_Task description_:
Copy all lines in which the word "Grote" can be found.

[Lines of data]
■ ■ ■ ■ ■ ■ ■
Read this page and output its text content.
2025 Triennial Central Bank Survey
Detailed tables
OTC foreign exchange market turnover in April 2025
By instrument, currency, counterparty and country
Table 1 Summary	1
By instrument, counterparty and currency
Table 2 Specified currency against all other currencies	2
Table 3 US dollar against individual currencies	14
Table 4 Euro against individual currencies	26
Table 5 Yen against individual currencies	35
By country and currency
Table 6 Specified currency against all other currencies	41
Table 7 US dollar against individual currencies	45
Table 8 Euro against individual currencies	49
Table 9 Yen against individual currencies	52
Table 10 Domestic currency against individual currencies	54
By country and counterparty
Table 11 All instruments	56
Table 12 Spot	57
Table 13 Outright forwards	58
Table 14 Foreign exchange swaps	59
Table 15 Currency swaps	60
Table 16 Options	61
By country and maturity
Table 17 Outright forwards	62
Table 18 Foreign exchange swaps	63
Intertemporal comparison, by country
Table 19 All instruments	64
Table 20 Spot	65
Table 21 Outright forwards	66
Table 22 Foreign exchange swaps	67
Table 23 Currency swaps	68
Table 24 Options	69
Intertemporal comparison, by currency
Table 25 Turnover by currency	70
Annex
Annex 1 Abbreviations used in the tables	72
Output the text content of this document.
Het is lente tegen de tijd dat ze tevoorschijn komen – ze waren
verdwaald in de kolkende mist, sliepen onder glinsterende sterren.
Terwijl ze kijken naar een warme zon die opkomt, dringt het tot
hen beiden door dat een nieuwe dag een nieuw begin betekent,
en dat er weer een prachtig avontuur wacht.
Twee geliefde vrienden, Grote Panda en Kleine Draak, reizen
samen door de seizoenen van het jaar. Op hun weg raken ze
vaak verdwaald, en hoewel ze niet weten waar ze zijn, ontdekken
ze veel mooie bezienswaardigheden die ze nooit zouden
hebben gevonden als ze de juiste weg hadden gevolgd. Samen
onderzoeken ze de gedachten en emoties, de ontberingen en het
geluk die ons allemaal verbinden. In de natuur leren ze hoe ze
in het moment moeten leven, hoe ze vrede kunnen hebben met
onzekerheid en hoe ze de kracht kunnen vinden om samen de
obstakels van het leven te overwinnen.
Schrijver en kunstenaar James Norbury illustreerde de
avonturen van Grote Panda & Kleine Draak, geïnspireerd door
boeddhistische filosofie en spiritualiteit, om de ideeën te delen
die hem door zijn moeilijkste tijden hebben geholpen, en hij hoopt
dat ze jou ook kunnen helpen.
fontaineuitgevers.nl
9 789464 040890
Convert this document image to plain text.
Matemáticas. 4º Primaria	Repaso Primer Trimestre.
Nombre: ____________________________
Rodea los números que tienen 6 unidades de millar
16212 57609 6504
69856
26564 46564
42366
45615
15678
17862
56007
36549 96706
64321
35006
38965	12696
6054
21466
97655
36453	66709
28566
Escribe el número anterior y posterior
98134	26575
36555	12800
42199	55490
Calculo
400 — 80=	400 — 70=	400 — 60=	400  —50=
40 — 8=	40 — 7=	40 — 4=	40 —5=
■ ■ ■ ■ ■ ■ ■
_In response_:
Twee geliefde vrienden, Grote Panda en Kleine Draak, reizen
avonturen van Grote Panda & Kleine Draak, geïnspireerd door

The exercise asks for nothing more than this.